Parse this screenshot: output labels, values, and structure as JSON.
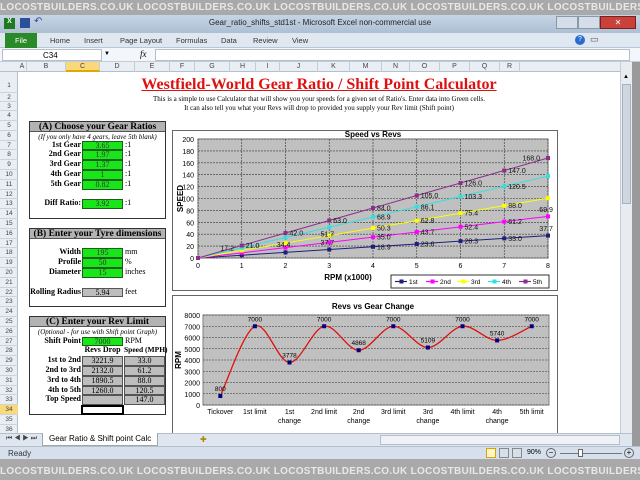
{
  "watermark": "LOCOSTBUILDERS.CO.UK",
  "window": {
    "title": "Gear_ratio_shifts_std1st  -  Microsoft Excel non-commercial use"
  },
  "ribbon": {
    "tabs": [
      "File",
      "Home",
      "Insert",
      "Page Layout",
      "Formulas",
      "Data",
      "Review",
      "View"
    ]
  },
  "formula_bar": {
    "name_box": "C34",
    "fx": "fx",
    "value": ""
  },
  "columns": [
    "A",
    "B",
    "C",
    "D",
    "E",
    "F",
    "G",
    "H",
    "I",
    "J",
    "K",
    "M",
    "N",
    "O",
    "P",
    "Q",
    "R"
  ],
  "selected_column": "C",
  "selected_row": "34",
  "rows": [
    "1",
    "2",
    "3",
    "4",
    "5",
    "6",
    "7",
    "8",
    "9",
    "10",
    "11",
    "12",
    "13",
    "14",
    "15",
    "16",
    "17",
    "18",
    "19",
    "20",
    "21",
    "22",
    "23",
    "24",
    "25",
    "26",
    "27",
    "28",
    "29",
    "30",
    "31",
    "32",
    "33",
    "34",
    "35",
    "36"
  ],
  "sheet": {
    "title": "Westfield-World Gear Ratio / Shift Point Calculator",
    "intro1": "This is a simple to use Calculator that will show you your speeds for a given set of Ratio's. Enter data into Green cells.",
    "intro2": "It can also tell you what your Revs will drop to provided you supply your Rev limit (Shift point)",
    "sectionA": {
      "header": "(A) Choose your Gear Ratios",
      "note": "(If you only have 4 gears, leave 5th blank)",
      "gears": [
        {
          "label": "1st Gear",
          "value": "3.65",
          "unit": ":1"
        },
        {
          "label": "2nd Gear",
          "value": "1.97",
          "unit": ":1"
        },
        {
          "label": "3rd Gear",
          "value": "1.37",
          "unit": ":1"
        },
        {
          "label": "4th Gear",
          "value": "1",
          "unit": ":1"
        },
        {
          "label": "5th Gear",
          "value": "0.82",
          "unit": ":1"
        }
      ],
      "diff": {
        "label": "Diff Ratio:",
        "value": "3.92",
        "unit": ":1"
      }
    },
    "sectionB": {
      "header": "(B) Enter your Tyre dimensions",
      "fields": [
        {
          "label": "Width",
          "value": "195",
          "unit": "mm"
        },
        {
          "label": "Profile",
          "value": "50",
          "unit": "%"
        },
        {
          "label": "Diameter",
          "value": "15",
          "unit": "inches"
        }
      ],
      "rolling": {
        "label": "Rolling Radius",
        "value": "5.94",
        "unit": "feet"
      }
    },
    "sectionC": {
      "header": "(C) Enter your Rev Limit",
      "note": "(Optional - for use with Shift point Graph)",
      "shift": {
        "label": "Shift Point",
        "value": "7000",
        "unit": "RPM"
      },
      "col1": "Revs Drop",
      "col2": "Speed (MPH)",
      "rows": [
        {
          "label": "1st to 2nd",
          "drop": "3221.9",
          "speed": "33.0"
        },
        {
          "label": "2nd to 3rd",
          "drop": "2132.0",
          "speed": "61.2"
        },
        {
          "label": "3rd to 4th",
          "drop": "1890.5",
          "speed": "88.0"
        },
        {
          "label": "4th to 5th",
          "drop": "1260.0",
          "speed": "120.5"
        },
        {
          "label": "Top Speed",
          "drop": "",
          "speed": "147.0"
        }
      ]
    }
  },
  "sheet_tab": "Gear Ratio & Shift point Calc",
  "status": {
    "ready": "Ready",
    "zoom": "90%"
  },
  "chart_data": [
    {
      "type": "line",
      "title": "Speed vs Revs",
      "xlabel": "RPM (x1000)",
      "ylabel": "SPEED",
      "xlim": [
        0,
        8
      ],
      "ylim": [
        0,
        200
      ],
      "yticks": [
        0,
        20,
        40,
        60,
        80,
        100,
        120,
        140,
        160,
        180,
        200
      ],
      "xticks": [
        0,
        1,
        2,
        3,
        4,
        5,
        6,
        7,
        8
      ],
      "grid": true,
      "legend": "bottom-right",
      "x": [
        0,
        1,
        2,
        3,
        4,
        5,
        6,
        7,
        8
      ],
      "series": [
        {
          "name": "1st",
          "color": "#1f1f7a",
          "values": [
            0,
            4.7,
            9.4,
            14.2,
            18.9,
            23.6,
            28.3,
            33.0,
            37.7
          ]
        },
        {
          "name": "2nd",
          "color": "#ff00ff",
          "values": [
            0,
            8.7,
            17.5,
            26.2,
            35.0,
            43.7,
            52.4,
            61.2,
            69.9
          ]
        },
        {
          "name": "3rd",
          "color": "#ffff00",
          "values": [
            0,
            12.6,
            25.1,
            37.7,
            50.3,
            62.8,
            75.4,
            88.0,
            100.5
          ]
        },
        {
          "name": "4th",
          "color": "#33e0e0",
          "values": [
            0,
            17.2,
            34.4,
            51.7,
            68.9,
            86.1,
            103.3,
            120.5,
            137.7
          ]
        },
        {
          "name": "5th",
          "color": "#8a2f8a",
          "values": [
            0,
            21.0,
            42.0,
            63.0,
            84.0,
            105.0,
            126.0,
            147.0,
            168.0
          ]
        }
      ]
    },
    {
      "type": "line",
      "title": "Revs vs Gear Change",
      "ylabel": "RPM",
      "ylim": [
        0,
        8000
      ],
      "yticks": [
        0,
        1000,
        2000,
        3000,
        4000,
        5000,
        6000,
        7000,
        8000
      ],
      "grid": true,
      "categories": [
        "Tickover",
        "1st limit",
        "1st change",
        "2nd limit",
        "2nd change",
        "3rd limit",
        "3rd change",
        "4th limit",
        "4th change",
        "5th limit"
      ],
      "values": [
        800,
        7000,
        3778,
        7000,
        4868,
        7000,
        5109,
        7000,
        5740,
        7000
      ],
      "line_color": "#e01010",
      "marker_color": "#000080"
    }
  ]
}
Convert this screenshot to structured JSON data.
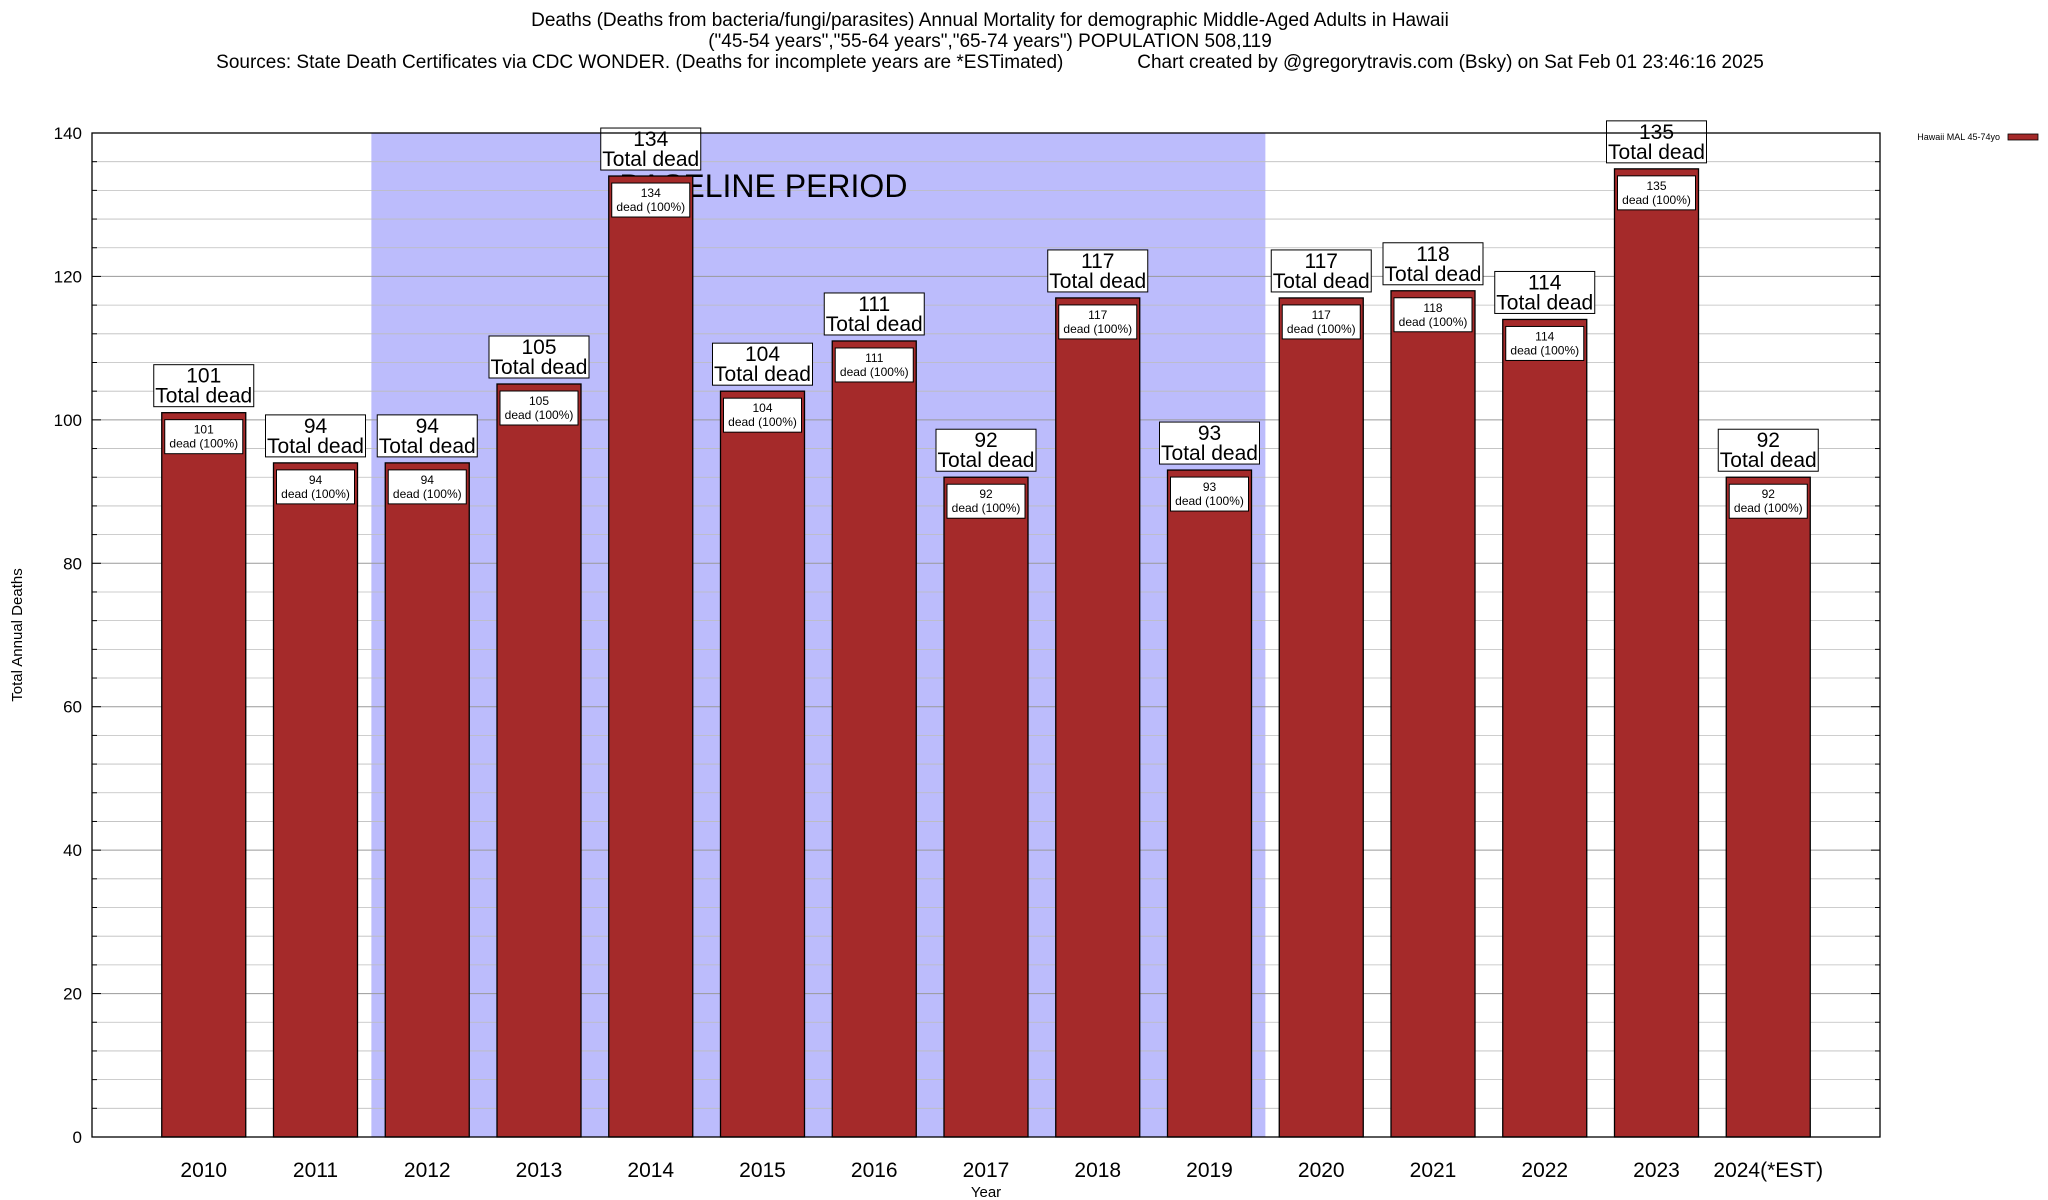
{
  "chart_data": {
    "type": "bar",
    "title_lines": [
      "Deaths (Deaths from bacteria/fungi/parasites) Annual Mortality for demographic Middle-Aged Adults in Hawaii",
      "(\"45-54 years\",\"55-64 years\",\"65-74 years\") POPULATION 508,119",
      "Sources: State Death Certificates via CDC WONDER. (Deaths for incomplete years are *ESTimated)              Chart created by @gregorytravis.com (Bsky) on Sat Feb 01 23:46:16 2025"
    ],
    "xlabel": "Year",
    "ylabel": "Total Annual Deaths",
    "ylim": [
      0,
      140
    ],
    "yticks": [
      0,
      20,
      40,
      60,
      80,
      100,
      120,
      140
    ],
    "grid": true,
    "legend_position": "top-right",
    "series": [
      {
        "name": "Hawaii MAL 45-74yo",
        "color": "#a52a2a",
        "values": [
          101,
          94,
          94,
          105,
          134,
          104,
          111,
          92,
          117,
          93,
          117,
          118,
          114,
          135,
          92
        ]
      }
    ],
    "categories": [
      "2010",
      "2011",
      "2012",
      "2013",
      "2014",
      "2015",
      "2016",
      "2017",
      "2018",
      "2019",
      "2020",
      "2021",
      "2022",
      "2023",
      "2024(*EST)"
    ],
    "bar_total_label": "Total dead",
    "bar_inner_label": "dead (100%)",
    "baseline_band": {
      "label": "BASELINE PERIOD",
      "from_category": "2012",
      "to_category": "2019",
      "color": "#bcbcfc"
    }
  }
}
----
Could you retype every record above exactly, leaving the pictures out?

Parse this screenshot: output labels, values, and structure as JSON.
{
  "watermark": "LOCOSTBUILDERS.CO.UK",
  "window": {
    "title": "Gear_ratio_shifts_std1st  -  Microsoft Excel non-commercial use"
  },
  "ribbon": {
    "tabs": [
      "File",
      "Home",
      "Insert",
      "Page Layout",
      "Formulas",
      "Data",
      "Review",
      "View"
    ]
  },
  "formula_bar": {
    "name_box": "C34",
    "fx": "fx",
    "value": ""
  },
  "columns": [
    "A",
    "B",
    "C",
    "D",
    "E",
    "F",
    "G",
    "H",
    "I",
    "J",
    "K",
    "M",
    "N",
    "O",
    "P",
    "Q",
    "R"
  ],
  "selected_column": "C",
  "selected_row": "34",
  "rows": [
    "1",
    "2",
    "3",
    "4",
    "5",
    "6",
    "7",
    "8",
    "9",
    "10",
    "11",
    "12",
    "13",
    "14",
    "15",
    "16",
    "17",
    "18",
    "19",
    "20",
    "21",
    "22",
    "23",
    "24",
    "25",
    "26",
    "27",
    "28",
    "29",
    "30",
    "31",
    "32",
    "33",
    "34",
    "35",
    "36"
  ],
  "sheet": {
    "title": "Westfield-World Gear Ratio / Shift Point Calculator",
    "intro1": "This is a simple to use Calculator that will show you your speeds for a given set of Ratio's. Enter data into Green cells.",
    "intro2": "It can also tell you what your Revs will drop to provided you supply your Rev limit (Shift point)",
    "sectionA": {
      "header": "(A) Choose your Gear Ratios",
      "note": "(If you only have 4 gears, leave 5th blank)",
      "gears": [
        {
          "label": "1st Gear",
          "value": "3.65",
          "unit": ":1"
        },
        {
          "label": "2nd Gear",
          "value": "1.97",
          "unit": ":1"
        },
        {
          "label": "3rd Gear",
          "value": "1.37",
          "unit": ":1"
        },
        {
          "label": "4th Gear",
          "value": "1",
          "unit": ":1"
        },
        {
          "label": "5th Gear",
          "value": "0.82",
          "unit": ":1"
        }
      ],
      "diff": {
        "label": "Diff Ratio:",
        "value": "3.92",
        "unit": ":1"
      }
    },
    "sectionB": {
      "header": "(B) Enter your Tyre dimensions",
      "fields": [
        {
          "label": "Width",
          "value": "195",
          "unit": "mm"
        },
        {
          "label": "Profile",
          "value": "50",
          "unit": "%"
        },
        {
          "label": "Diameter",
          "value": "15",
          "unit": "inches"
        }
      ],
      "rolling": {
        "label": "Rolling Radius",
        "value": "5.94",
        "unit": "feet"
      }
    },
    "sectionC": {
      "header": "(C) Enter your Rev Limit",
      "note": "(Optional - for use with Shift point Graph)",
      "shift": {
        "label": "Shift Point",
        "value": "7000",
        "unit": "RPM"
      },
      "col1": "Revs Drop",
      "col2": "Speed (MPH)",
      "rows": [
        {
          "label": "1st to 2nd",
          "drop": "3221.9",
          "speed": "33.0"
        },
        {
          "label": "2nd to 3rd",
          "drop": "2132.0",
          "speed": "61.2"
        },
        {
          "label": "3rd to 4th",
          "drop": "1890.5",
          "speed": "88.0"
        },
        {
          "label": "4th to 5th",
          "drop": "1260.0",
          "speed": "120.5"
        },
        {
          "label": "Top Speed",
          "drop": "",
          "speed": "147.0"
        }
      ]
    }
  },
  "sheet_tab": "Gear Ratio & Shift point Calc",
  "status": {
    "ready": "Ready",
    "zoom": "90%"
  },
  "chart_data": [
    {
      "type": "line",
      "title": "Speed vs Revs",
      "xlabel": "RPM (x1000)",
      "ylabel": "SPEED",
      "xlim": [
        0,
        8
      ],
      "ylim": [
        0,
        200
      ],
      "yticks": [
        0,
        20,
        40,
        60,
        80,
        100,
        120,
        140,
        160,
        180,
        200
      ],
      "xticks": [
        0,
        1,
        2,
        3,
        4,
        5,
        6,
        7,
        8
      ],
      "grid": true,
      "legend": "bottom-right",
      "x": [
        0,
        1,
        2,
        3,
        4,
        5,
        6,
        7,
        8
      ],
      "series": [
        {
          "name": "1st",
          "color": "#1f1f7a",
          "values": [
            0,
            4.7,
            9.4,
            14.2,
            18.9,
            23.6,
            28.3,
            33.0,
            37.7
          ]
        },
        {
          "name": "2nd",
          "color": "#ff00ff",
          "values": [
            0,
            8.7,
            17.5,
            26.2,
            35.0,
            43.7,
            52.4,
            61.2,
            69.9
          ]
        },
        {
          "name": "3rd",
          "color": "#ffff00",
          "values": [
            0,
            12.6,
            25.1,
            37.7,
            50.3,
            62.8,
            75.4,
            88.0,
            100.5
          ]
        },
        {
          "name": "4th",
          "color": "#33e0e0",
          "values": [
            0,
            17.2,
            34.4,
            51.7,
            68.9,
            86.1,
            103.3,
            120.5,
            137.7
          ]
        },
        {
          "name": "5th",
          "color": "#8a2f8a",
          "values": [
            0,
            21.0,
            42.0,
            63.0,
            84.0,
            105.0,
            126.0,
            147.0,
            168.0
          ]
        }
      ]
    },
    {
      "type": "line",
      "title": "Revs vs Gear Change",
      "ylabel": "RPM",
      "ylim": [
        0,
        8000
      ],
      "yticks": [
        0,
        1000,
        2000,
        3000,
        4000,
        5000,
        6000,
        7000,
        8000
      ],
      "grid": true,
      "categories": [
        "Tickover",
        "1st limit",
        "1st change",
        "2nd limit",
        "2nd change",
        "3rd limit",
        "3rd change",
        "4th limit",
        "4th change",
        "5th limit"
      ],
      "values": [
        800,
        7000,
        3778,
        7000,
        4868,
        7000,
        5109,
        7000,
        5740,
        7000
      ],
      "line_color": "#e01010",
      "marker_color": "#000080"
    }
  ]
}
Convert this screenshot to structured JSON data.
{
  "chart_data": {
    "type": "bar",
    "title_lines": [
      "Deaths (Deaths from bacteria/fungi/parasites) Annual Mortality for demographic Middle-Aged Adults in Hawaii",
      "(\"45-54 years\",\"55-64 years\",\"65-74 years\") POPULATION 508,119",
      "Sources: State Death Certificates via CDC WONDER. (Deaths for incomplete years are *ESTimated)              Chart created by @gregorytravis.com (Bsky) on Sat Feb 01 23:46:16 2025"
    ],
    "xlabel": "Year",
    "ylabel": "Total Annual Deaths",
    "ylim": [
      0,
      140
    ],
    "yticks": [
      0,
      20,
      40,
      60,
      80,
      100,
      120,
      140
    ],
    "grid": true,
    "legend_position": "top-right",
    "series": [
      {
        "name": "Hawaii MAL 45-74yo",
        "color": "#a52a2a",
        "values": [
          101,
          94,
          94,
          105,
          134,
          104,
          111,
          92,
          117,
          93,
          117,
          118,
          114,
          135,
          92
        ]
      }
    ],
    "categories": [
      "2010",
      "2011",
      "2012",
      "2013",
      "2014",
      "2015",
      "2016",
      "2017",
      "2018",
      "2019",
      "2020",
      "2021",
      "2022",
      "2023",
      "2024(*EST)"
    ],
    "bar_total_label": "Total dead",
    "bar_inner_label": "dead (100%)",
    "baseline_band": {
      "label": "BASELINE PERIOD",
      "from_category": "2012",
      "to_category": "2019",
      "color": "#bcbcfc"
    }
  }
}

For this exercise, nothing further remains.